begin Records provided

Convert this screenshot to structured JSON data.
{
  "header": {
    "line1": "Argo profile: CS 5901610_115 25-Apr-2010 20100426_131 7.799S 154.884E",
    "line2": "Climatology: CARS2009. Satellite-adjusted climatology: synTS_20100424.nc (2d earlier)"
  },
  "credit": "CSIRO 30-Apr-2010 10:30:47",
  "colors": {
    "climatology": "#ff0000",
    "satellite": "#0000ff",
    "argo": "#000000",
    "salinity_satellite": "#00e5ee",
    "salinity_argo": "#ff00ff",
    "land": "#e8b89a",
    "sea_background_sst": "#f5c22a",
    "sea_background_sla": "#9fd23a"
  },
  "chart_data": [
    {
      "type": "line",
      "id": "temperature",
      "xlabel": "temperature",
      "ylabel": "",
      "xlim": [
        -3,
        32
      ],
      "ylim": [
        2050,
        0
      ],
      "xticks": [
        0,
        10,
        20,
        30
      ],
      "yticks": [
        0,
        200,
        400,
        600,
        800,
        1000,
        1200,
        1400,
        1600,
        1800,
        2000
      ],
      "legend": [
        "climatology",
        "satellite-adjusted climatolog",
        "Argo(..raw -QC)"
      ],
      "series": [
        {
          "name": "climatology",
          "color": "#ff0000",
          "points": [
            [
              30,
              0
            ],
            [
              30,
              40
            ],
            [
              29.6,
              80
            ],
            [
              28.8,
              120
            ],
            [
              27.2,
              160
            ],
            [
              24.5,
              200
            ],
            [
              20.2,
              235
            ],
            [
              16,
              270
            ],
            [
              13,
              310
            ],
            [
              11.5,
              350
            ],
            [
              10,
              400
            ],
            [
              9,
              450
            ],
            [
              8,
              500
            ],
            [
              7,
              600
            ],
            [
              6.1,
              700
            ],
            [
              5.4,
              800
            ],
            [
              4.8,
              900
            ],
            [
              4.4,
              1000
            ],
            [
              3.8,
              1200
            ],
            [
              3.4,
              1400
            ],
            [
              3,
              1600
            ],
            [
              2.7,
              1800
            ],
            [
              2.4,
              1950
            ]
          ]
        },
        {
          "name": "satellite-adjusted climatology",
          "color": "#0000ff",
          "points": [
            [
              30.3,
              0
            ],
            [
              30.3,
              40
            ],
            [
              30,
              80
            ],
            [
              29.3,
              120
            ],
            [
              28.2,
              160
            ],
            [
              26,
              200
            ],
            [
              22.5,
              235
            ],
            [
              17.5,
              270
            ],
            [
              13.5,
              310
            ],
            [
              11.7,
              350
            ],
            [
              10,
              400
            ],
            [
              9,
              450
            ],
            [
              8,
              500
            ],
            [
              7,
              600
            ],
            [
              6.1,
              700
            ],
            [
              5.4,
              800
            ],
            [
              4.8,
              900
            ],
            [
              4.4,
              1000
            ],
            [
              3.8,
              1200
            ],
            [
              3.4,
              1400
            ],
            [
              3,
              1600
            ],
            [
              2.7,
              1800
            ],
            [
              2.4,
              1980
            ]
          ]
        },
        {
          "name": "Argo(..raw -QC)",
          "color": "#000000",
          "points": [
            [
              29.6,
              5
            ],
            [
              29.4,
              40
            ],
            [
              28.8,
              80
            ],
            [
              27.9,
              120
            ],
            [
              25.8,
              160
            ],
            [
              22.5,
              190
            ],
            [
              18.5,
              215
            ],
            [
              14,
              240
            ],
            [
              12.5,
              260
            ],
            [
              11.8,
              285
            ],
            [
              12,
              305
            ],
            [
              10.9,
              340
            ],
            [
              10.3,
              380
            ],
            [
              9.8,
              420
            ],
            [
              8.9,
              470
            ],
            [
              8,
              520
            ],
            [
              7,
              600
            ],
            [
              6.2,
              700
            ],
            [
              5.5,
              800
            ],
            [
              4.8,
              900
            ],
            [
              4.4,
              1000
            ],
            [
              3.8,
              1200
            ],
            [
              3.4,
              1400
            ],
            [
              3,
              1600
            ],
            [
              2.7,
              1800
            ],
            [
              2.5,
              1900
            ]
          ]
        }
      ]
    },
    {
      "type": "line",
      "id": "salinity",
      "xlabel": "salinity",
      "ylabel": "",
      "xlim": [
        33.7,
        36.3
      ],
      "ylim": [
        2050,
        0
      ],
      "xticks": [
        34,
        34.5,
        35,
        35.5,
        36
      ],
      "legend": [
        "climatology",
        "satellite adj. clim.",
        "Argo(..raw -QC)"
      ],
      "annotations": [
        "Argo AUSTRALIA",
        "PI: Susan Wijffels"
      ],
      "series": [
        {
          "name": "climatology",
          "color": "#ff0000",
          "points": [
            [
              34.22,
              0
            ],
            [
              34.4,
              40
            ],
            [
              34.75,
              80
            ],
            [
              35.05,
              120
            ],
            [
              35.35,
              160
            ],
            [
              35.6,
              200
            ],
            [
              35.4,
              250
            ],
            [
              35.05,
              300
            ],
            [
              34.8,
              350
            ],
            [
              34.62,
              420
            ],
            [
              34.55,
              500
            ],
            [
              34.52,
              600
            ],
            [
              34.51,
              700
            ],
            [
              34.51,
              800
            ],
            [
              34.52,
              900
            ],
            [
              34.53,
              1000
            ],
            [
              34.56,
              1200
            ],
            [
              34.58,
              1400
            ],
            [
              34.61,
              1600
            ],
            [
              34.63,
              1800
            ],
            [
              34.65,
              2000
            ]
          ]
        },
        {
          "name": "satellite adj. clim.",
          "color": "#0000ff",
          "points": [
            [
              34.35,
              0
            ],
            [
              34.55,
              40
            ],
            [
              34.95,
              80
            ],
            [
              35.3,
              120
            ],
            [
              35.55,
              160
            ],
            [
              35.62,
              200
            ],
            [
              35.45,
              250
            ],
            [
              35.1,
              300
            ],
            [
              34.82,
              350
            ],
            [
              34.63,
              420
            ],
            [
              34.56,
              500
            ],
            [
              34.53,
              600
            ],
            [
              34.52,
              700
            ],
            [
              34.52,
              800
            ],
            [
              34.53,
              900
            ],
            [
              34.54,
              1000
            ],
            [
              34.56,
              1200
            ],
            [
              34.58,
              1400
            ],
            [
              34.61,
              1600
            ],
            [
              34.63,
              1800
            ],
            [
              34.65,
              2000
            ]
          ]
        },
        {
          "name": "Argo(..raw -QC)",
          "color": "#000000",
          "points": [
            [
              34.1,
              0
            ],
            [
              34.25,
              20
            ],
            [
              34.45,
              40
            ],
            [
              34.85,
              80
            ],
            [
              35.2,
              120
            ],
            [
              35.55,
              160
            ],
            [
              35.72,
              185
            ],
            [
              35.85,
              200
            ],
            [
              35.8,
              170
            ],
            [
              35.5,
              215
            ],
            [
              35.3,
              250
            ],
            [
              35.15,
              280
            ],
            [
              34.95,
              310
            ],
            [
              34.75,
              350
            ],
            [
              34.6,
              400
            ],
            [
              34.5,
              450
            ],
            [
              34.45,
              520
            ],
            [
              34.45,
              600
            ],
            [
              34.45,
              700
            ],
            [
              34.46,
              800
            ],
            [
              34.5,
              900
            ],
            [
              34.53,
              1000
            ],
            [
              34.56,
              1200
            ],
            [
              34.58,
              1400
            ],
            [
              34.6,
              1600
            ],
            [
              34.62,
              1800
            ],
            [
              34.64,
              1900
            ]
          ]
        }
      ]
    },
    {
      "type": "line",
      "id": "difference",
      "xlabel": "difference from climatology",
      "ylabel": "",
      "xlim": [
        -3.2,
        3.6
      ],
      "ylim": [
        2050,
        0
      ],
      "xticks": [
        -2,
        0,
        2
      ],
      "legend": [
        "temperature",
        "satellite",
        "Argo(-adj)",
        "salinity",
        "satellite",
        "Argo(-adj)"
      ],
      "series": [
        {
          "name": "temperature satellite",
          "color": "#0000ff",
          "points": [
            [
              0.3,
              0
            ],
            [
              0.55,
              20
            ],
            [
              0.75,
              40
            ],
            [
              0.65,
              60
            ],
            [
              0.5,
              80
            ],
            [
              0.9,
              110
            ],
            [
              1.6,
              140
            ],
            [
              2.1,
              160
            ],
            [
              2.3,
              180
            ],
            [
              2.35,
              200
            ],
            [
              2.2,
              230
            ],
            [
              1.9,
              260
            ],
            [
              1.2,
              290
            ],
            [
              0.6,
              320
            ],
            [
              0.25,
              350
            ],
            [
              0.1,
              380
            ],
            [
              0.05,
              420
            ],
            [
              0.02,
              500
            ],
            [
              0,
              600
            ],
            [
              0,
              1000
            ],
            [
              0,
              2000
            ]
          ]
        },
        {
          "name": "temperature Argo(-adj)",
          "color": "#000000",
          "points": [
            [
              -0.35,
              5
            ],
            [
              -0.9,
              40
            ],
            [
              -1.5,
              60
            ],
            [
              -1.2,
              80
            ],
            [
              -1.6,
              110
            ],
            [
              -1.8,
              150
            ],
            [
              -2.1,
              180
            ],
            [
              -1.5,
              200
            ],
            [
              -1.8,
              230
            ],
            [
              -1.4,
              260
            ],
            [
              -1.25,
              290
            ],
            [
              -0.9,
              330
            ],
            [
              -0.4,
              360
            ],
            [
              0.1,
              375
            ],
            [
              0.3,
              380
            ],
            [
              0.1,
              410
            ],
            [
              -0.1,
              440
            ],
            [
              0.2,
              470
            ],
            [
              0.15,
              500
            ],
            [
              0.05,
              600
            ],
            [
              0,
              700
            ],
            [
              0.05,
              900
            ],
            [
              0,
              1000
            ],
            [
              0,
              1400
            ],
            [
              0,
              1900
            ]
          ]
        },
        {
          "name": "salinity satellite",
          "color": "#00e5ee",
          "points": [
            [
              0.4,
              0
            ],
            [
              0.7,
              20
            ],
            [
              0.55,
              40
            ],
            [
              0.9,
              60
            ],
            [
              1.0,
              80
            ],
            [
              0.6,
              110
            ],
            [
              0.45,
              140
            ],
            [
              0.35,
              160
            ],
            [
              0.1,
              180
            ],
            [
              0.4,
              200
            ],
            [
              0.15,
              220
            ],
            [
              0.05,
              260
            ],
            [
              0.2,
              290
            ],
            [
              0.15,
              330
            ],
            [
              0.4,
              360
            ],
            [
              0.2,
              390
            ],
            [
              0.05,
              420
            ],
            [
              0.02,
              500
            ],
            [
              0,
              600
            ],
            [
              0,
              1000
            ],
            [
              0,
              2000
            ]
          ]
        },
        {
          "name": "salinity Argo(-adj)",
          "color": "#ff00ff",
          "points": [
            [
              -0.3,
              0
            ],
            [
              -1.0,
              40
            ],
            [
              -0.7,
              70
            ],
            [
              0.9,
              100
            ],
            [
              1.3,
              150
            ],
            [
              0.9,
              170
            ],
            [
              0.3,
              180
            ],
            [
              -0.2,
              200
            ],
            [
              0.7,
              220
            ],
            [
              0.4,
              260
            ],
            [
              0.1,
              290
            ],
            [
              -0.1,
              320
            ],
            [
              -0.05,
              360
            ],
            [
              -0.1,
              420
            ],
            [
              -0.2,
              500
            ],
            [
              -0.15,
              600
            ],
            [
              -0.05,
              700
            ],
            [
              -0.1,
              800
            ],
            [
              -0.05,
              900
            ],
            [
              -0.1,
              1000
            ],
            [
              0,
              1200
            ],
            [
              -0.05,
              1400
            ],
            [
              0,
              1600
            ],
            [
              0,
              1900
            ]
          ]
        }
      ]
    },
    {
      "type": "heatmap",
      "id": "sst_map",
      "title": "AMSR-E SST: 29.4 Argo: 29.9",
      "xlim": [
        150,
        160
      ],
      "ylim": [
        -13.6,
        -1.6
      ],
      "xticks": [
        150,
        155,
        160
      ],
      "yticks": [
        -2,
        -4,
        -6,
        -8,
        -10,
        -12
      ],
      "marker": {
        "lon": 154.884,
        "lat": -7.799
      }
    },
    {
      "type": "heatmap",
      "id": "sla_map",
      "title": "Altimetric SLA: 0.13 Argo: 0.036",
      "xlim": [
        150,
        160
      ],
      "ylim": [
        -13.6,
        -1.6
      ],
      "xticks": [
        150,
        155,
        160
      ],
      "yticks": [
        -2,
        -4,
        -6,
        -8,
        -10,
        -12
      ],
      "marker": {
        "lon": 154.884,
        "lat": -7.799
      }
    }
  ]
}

end Records provided

**Task brief**
Work out how many lines above have the string "climatology" in them, and give only the number.

**The result**
8